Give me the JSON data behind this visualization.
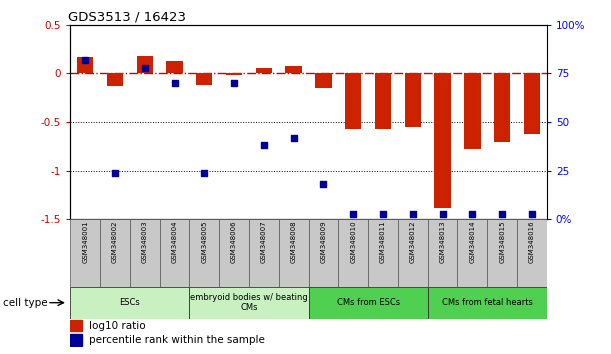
{
  "title": "GDS3513 / 16423",
  "samples": [
    "GSM348001",
    "GSM348002",
    "GSM348003",
    "GSM348004",
    "GSM348005",
    "GSM348006",
    "GSM348007",
    "GSM348008",
    "GSM348009",
    "GSM348010",
    "GSM348011",
    "GSM348012",
    "GSM348013",
    "GSM348014",
    "GSM348015",
    "GSM348016"
  ],
  "log10_ratio": [
    0.17,
    -0.13,
    0.18,
    0.13,
    -0.12,
    -0.02,
    0.06,
    0.08,
    -0.15,
    -0.57,
    -0.57,
    -0.55,
    -1.38,
    -0.78,
    -0.7,
    -0.62
  ],
  "percentile_rank": [
    82,
    24,
    78,
    70,
    24,
    70,
    38,
    42,
    18,
    3,
    3,
    3,
    3,
    3,
    3,
    3
  ],
  "bar_color": "#CC2200",
  "dot_color": "#000099",
  "ylim_left": [
    -1.5,
    0.5
  ],
  "ylim_right": [
    0,
    100
  ],
  "dotted_lines": [
    -0.5,
    -1.0
  ],
  "ct_data": [
    {
      "start": 0,
      "end": 4,
      "color": "#c8f0c0",
      "label": "ESCs"
    },
    {
      "start": 4,
      "end": 8,
      "color": "#c8f0c0",
      "label": "embryoid bodies w/ beating\nCMs"
    },
    {
      "start": 8,
      "end": 12,
      "color": "#50d050",
      "label": "CMs from ESCs"
    },
    {
      "start": 12,
      "end": 16,
      "color": "#50d050",
      "label": "CMs from fetal hearts"
    }
  ],
  "sample_box_color": "#c8c8c8",
  "left_yticks": [
    -1.5,
    -1.0,
    -0.5,
    0.0,
    0.5
  ],
  "left_yticklabels": [
    "-1.5",
    "-1",
    "-0.5",
    "0",
    "0.5"
  ],
  "right_yticks": [
    0,
    25,
    50,
    75,
    100
  ],
  "right_yticklabels": [
    "0%",
    "25",
    "50",
    "75",
    "100%"
  ]
}
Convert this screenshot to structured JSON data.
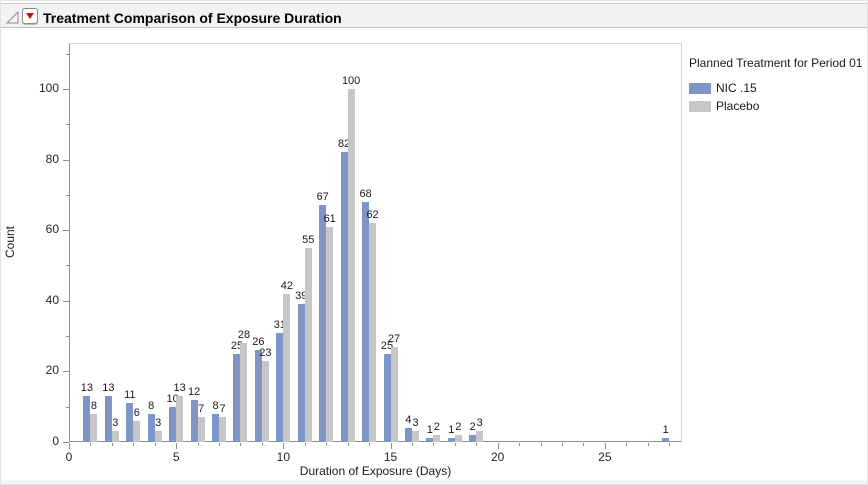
□ □ □ □ □
● **WHAT YOU HAVE TO DO**
Write out every line of the preceding listing that contains "JSON".

● **SOLVED PROBLEM**
Give me the JSON data behind this visualization.
Convert this screenshot to structured JSON data.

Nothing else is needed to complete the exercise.